Material for this exercise

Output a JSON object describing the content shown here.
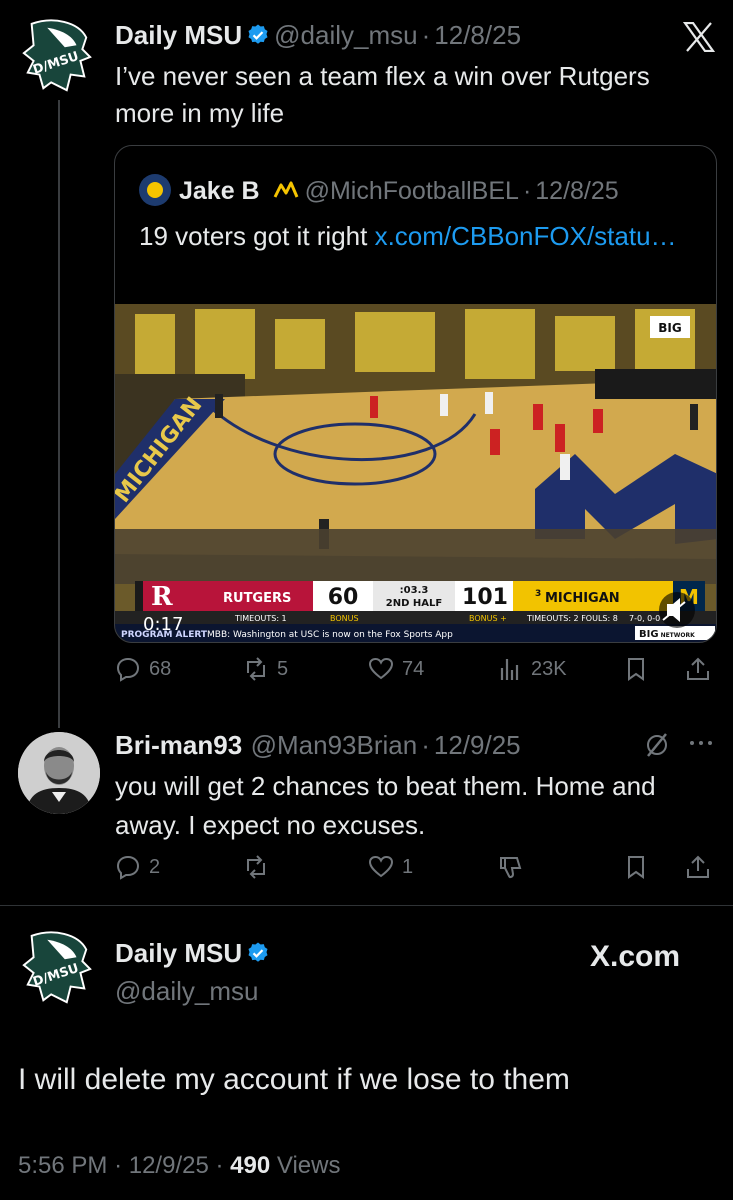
{
  "tweet1": {
    "name": "Daily MSU",
    "handle": "@daily_msu",
    "sep": "·",
    "date": "12/8/25",
    "avatar_text": "D/MSU",
    "text": "I’ve never seen a team flex a win over Rutgers more in my life",
    "quote": {
      "name": "Jake B",
      "handle": "@MichFootballBEL",
      "sep": "·",
      "date": "12/8/25",
      "text_prefix": "19 voters got it right ",
      "link": "x.com/CBBonFOX/statu…",
      "video": {
        "elapsed": "0:17",
        "home_team": "RUTGERS",
        "home_score": "60",
        "clock": ":03.3",
        "period": "2ND HALF",
        "away_score": "101",
        "away_team": "MICHIGAN",
        "away_rank": "3",
        "home_timeouts": "TIMEOUTS: 1",
        "home_bonus": "BONUS",
        "away_bonus": "BONUS +",
        "away_timeouts": "TIMEOUTS: 2  FOULS: 8",
        "away_record": "7-0, 0-0",
        "ticker_label": "PROGRAM ALERT",
        "ticker_text": "MBB: Washington at USC is now on the Fox Sports App",
        "court_text": "MICHIGAN",
        "network": "BIG",
        "network_sub": "NETWORK"
      }
    },
    "actions": {
      "replies": "68",
      "reposts": "5",
      "likes": "74",
      "views": "23K"
    }
  },
  "tweet2": {
    "name": "Bri-man93",
    "handle": "@Man93Brian",
    "sep": "·",
    "date": "12/9/25",
    "text": "you will get 2 chances to beat them. Home and away. I expect no excuses.",
    "actions": {
      "replies": "2",
      "reposts": "",
      "likes": "1"
    }
  },
  "tweet3": {
    "name": "Daily MSU",
    "handle": "@daily_msu",
    "avatar_text": "D/MSU",
    "brand": "X.com",
    "text": "I will delete my account if we lose to them",
    "time": "5:56 PM",
    "sep": "·",
    "date": "12/9/25",
    "views_count": "490",
    "views_label": "Views"
  },
  "colors": {
    "background": "#000000",
    "text": "#e7e9ea",
    "muted": "#71767b",
    "link": "#1d9bf0",
    "verified": "#1d9bf0",
    "msu_green": "#18453b"
  }
}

Work to be completed
Set the pictures aside and transcribe the data above exactly.

Result
Output a JSON object describing the content shown here.
{
  "tweet1": {
    "name": "Daily MSU",
    "handle": "@daily_msu",
    "sep": "·",
    "date": "12/8/25",
    "avatar_text": "D/MSU",
    "text": "I’ve never seen a team flex a win over Rutgers more in my life",
    "quote": {
      "name": "Jake B",
      "handle": "@MichFootballBEL",
      "sep": "·",
      "date": "12/8/25",
      "text_prefix": "19 voters got it right ",
      "link": "x.com/CBBonFOX/statu…",
      "video": {
        "elapsed": "0:17",
        "home_team": "RUTGERS",
        "home_score": "60",
        "clock": ":03.3",
        "period": "2ND HALF",
        "away_score": "101",
        "away_team": "MICHIGAN",
        "away_rank": "3",
        "home_timeouts": "TIMEOUTS: 1",
        "home_bonus": "BONUS",
        "away_bonus": "BONUS +",
        "away_timeouts": "TIMEOUTS: 2  FOULS: 8",
        "away_record": "7-0, 0-0",
        "ticker_label": "PROGRAM ALERT",
        "ticker_text": "MBB: Washington at USC is now on the Fox Sports App",
        "court_text": "MICHIGAN",
        "network": "BIG",
        "network_sub": "NETWORK"
      }
    },
    "actions": {
      "replies": "68",
      "reposts": "5",
      "likes": "74",
      "views": "23K"
    }
  },
  "tweet2": {
    "name": "Bri-man93",
    "handle": "@Man93Brian",
    "sep": "·",
    "date": "12/9/25",
    "text": "you will get 2 chances to beat them. Home and away. I expect no excuses.",
    "actions": {
      "replies": "2",
      "reposts": "",
      "likes": "1"
    }
  },
  "tweet3": {
    "name": "Daily MSU",
    "handle": "@daily_msu",
    "avatar_text": "D/MSU",
    "brand": "X.com",
    "text": "I will delete my account if we lose to them",
    "time": "5:56 PM",
    "sep": "·",
    "date": "12/9/25",
    "views_count": "490",
    "views_label": "Views"
  },
  "colors": {
    "background": "#000000",
    "text": "#e7e9ea",
    "muted": "#71767b",
    "link": "#1d9bf0",
    "verified": "#1d9bf0",
    "msu_green": "#18453b"
  }
}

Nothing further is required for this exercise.